▶ _Testo fornito_
◇ ◇ ◇ ◇ ◇ ◇ ◇

Una storia di una profonda e vibrante intensità. Fatta di (pochi) alti e (molti) bassi. E di tanta dolorosa solitudine, nel chiuso della sua dimora privata (ove ha dovuto scontare per molti anni la gravosa misura restrittiva degli arresti domiciliari).

E una storia raccontata con una grazia, una completezza ed una competenza encomiabili da un quasi irriconoscibile (visto il tipo di film) Luc Besson (grazie alla sceneggiatura di una certa Rebecca Frayn).

Perché l’intreccio fra dramma privato e dramma collettivo risulta sempre ben misurato, senza che l’uno possa mai soffocare l’altro.

Perché il racconto della vita di una vera e propria eroina dell’umanità intera (premio Nobel per la pace nel 1991) non subisce le contaminazioni dell’omaggiante adulazione agiografica, né quelle di una spettacolarizzazione drammatica spinta e gratuita (o meglio; viziata da pruriti commerciali).

E perché alla crudezza di un dramma elevato al quadrato (quello politico, giusta l’assenza di prospettive un po’ più rosee per il futuro politico del Myanmar, ma anche quello umano ed affettivo, soprattutto per via della separazione forzata dalla propria famiglia) fa, comunque, da tampone una narrazione attenta ad avvicendare, con sapienza, i momenti di angoscia con altri di profonda esaltazione (o anche, più semplicemente, di sincera commozione); e capace di instaurare, con detti stati d’animo, un’empatia profonda ed autentica.

◇ ◇ ◇ ◇ ◇ ◇ ◇

▶ _Voci grezze_
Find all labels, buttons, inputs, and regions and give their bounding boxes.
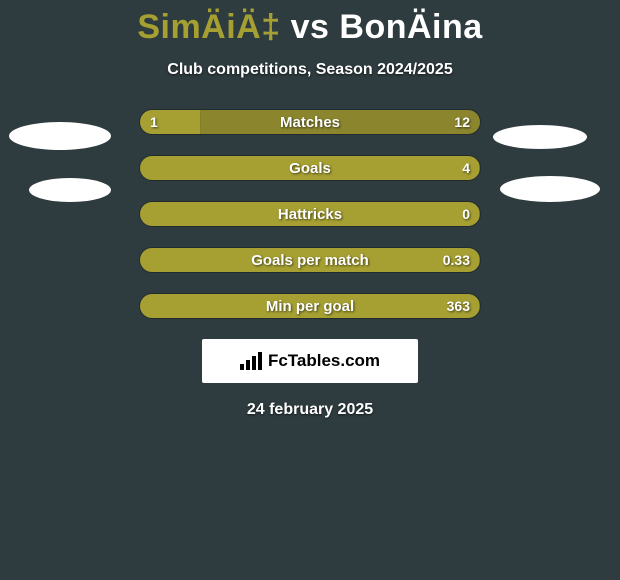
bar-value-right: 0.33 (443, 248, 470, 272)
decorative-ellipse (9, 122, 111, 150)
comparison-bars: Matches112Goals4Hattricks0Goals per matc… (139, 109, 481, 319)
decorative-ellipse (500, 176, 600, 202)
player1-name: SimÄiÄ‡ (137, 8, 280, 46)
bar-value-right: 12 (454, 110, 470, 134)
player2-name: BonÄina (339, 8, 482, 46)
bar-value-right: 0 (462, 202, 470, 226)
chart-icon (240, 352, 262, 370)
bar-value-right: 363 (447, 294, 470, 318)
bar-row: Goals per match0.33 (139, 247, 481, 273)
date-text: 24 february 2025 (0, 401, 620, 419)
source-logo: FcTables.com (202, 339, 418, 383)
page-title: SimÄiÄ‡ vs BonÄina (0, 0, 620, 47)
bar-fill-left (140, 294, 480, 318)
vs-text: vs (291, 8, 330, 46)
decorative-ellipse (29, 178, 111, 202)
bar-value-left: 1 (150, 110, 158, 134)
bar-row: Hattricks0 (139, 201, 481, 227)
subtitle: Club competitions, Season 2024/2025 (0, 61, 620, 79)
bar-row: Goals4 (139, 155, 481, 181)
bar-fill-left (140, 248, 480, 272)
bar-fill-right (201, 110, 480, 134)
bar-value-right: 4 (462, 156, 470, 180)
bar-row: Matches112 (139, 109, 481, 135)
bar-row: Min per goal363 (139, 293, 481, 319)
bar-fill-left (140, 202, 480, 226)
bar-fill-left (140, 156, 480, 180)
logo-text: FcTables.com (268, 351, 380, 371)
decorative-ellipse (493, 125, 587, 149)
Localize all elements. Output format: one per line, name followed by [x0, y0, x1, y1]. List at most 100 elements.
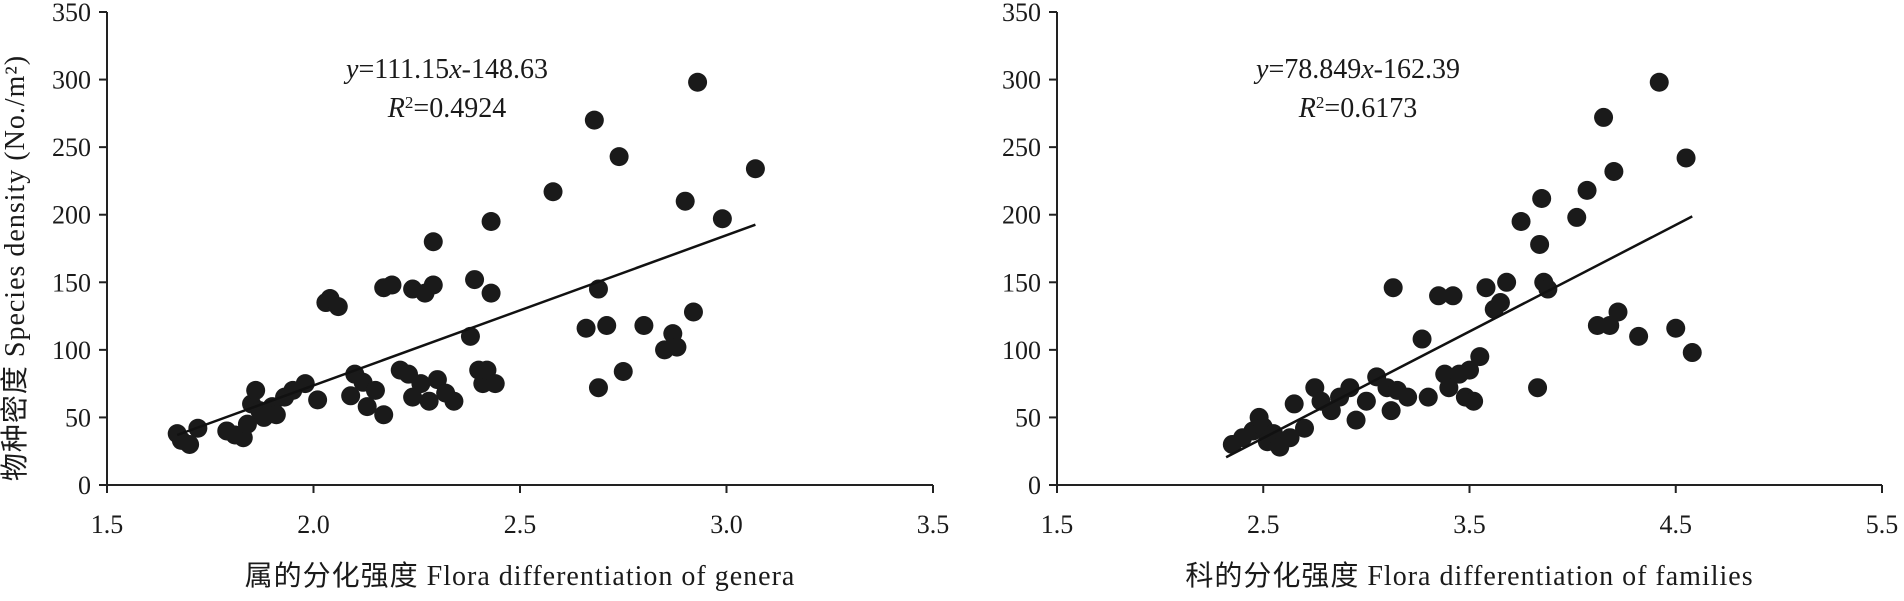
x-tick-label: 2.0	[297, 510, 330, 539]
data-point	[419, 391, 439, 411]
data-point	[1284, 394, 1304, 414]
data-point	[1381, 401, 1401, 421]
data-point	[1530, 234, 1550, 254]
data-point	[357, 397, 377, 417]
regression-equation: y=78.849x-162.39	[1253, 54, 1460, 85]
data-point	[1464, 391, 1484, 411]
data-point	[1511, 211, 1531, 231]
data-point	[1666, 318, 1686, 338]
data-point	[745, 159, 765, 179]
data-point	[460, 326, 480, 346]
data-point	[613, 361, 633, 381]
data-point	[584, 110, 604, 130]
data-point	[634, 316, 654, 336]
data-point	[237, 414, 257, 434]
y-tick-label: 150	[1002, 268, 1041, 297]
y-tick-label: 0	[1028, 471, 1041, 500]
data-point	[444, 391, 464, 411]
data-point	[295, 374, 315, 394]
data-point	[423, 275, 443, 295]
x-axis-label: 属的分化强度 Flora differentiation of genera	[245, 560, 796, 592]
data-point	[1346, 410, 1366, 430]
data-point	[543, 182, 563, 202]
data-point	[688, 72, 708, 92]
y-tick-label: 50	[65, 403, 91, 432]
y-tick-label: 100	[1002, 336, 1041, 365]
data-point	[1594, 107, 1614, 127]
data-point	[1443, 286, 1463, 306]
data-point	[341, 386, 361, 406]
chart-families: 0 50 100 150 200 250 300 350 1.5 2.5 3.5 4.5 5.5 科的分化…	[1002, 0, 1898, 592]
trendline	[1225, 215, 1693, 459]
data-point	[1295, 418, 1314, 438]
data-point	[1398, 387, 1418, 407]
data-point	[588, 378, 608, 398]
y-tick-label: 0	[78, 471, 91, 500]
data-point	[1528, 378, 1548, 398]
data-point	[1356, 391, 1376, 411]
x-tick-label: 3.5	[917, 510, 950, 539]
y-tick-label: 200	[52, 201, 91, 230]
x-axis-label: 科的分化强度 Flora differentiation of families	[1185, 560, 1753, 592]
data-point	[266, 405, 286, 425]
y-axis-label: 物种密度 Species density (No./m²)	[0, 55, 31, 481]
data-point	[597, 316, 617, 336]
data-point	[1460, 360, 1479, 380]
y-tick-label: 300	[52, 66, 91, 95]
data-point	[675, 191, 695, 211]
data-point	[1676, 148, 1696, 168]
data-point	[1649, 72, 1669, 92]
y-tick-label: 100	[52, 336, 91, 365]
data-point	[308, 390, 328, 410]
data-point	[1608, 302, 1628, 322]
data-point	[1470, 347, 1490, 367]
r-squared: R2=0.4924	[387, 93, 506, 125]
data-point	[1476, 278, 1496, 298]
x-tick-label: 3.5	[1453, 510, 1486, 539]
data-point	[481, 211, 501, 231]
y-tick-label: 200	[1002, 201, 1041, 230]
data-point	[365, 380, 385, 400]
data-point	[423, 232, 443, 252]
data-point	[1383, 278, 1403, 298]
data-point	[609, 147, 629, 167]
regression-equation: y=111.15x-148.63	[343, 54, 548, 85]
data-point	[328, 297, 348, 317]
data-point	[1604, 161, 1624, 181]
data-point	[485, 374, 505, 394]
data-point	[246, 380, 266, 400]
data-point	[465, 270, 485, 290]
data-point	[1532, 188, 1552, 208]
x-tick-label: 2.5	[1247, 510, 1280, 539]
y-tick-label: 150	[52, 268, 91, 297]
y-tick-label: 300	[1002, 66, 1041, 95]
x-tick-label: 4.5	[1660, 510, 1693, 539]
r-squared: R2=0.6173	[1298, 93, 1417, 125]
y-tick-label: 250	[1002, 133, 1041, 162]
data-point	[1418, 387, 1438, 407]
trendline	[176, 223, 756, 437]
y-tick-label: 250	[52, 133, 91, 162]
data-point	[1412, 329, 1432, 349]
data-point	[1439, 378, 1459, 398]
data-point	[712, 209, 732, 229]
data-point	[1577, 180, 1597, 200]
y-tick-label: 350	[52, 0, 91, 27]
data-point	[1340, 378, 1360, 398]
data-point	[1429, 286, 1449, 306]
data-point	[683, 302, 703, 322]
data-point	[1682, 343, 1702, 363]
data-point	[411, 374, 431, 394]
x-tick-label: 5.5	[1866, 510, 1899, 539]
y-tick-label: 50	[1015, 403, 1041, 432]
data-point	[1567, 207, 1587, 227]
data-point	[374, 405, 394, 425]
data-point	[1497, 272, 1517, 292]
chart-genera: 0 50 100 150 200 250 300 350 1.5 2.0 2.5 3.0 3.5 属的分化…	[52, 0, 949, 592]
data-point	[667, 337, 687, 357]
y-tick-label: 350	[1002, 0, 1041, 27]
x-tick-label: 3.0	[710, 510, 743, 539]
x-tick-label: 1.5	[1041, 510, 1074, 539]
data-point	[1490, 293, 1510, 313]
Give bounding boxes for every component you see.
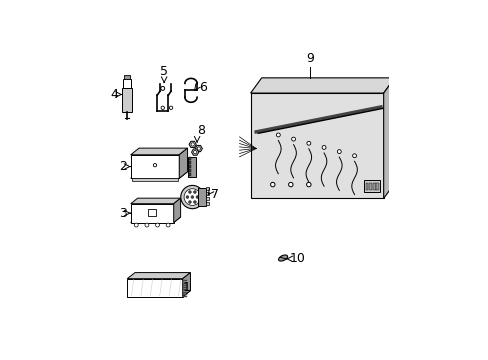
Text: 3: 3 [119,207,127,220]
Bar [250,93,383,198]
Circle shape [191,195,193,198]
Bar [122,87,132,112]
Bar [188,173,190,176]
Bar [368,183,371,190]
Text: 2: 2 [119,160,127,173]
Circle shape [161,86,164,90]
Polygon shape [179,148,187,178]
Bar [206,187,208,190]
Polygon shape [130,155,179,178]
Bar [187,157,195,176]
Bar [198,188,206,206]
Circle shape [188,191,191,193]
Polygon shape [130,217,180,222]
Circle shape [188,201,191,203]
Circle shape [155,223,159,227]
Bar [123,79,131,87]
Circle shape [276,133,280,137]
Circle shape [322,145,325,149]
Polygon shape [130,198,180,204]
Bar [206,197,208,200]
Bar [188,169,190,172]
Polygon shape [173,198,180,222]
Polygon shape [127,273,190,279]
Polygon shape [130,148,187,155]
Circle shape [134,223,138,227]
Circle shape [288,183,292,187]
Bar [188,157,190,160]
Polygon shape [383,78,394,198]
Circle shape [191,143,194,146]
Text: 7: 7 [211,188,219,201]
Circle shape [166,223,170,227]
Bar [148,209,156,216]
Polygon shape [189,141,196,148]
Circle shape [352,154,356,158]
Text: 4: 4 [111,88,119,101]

◇ ◇ ◇ ◇ ◇ ◇ ◇

▶ _Domanda breve 1_
Secondo la recensione, chi ha firmato la sceneggiatura del film?
▶ _Domanda breve 2_
Indica se ciascuna affermazione concorda con la recensione, rispondendo sì o no e citando le parole decisive del testo.
(a) L'eroina di cui si racconta la vita ha ricevuto il premio Nobel per la pace nel 1991.
(b) Il dramma privato finisce per soffocare quello collettivo.
(c) La storia è fatta di molti alti e pochi bassi.
▶ _Domanda breve 3_
Per favore, riporta parola per parola il passo della recensione compreso tra "E una storia" e "certa Rebecca Frayn).", estremi inclusi.

▶ _Risposta completa 1_
La sceneggiatura è di Rebecca Frayn.

▶ _Risposta completa 2_
(a) Sì: «premio Nobel per la pace nel 1991».
(b) No: «senza che l’uno possa mai soffocare l’altro».
(c) No: «Fatta di (pochi) alti e (molti) bassi.»

▶ _Risposta completa 3_
E una storia raccontata con una grazia, una completezza ed una competenza encomiabili da un quasi irriconoscibile (visto il tipo di film) Luc Besson (grazie alla sceneggiatura di una certa Rebecca Frayn).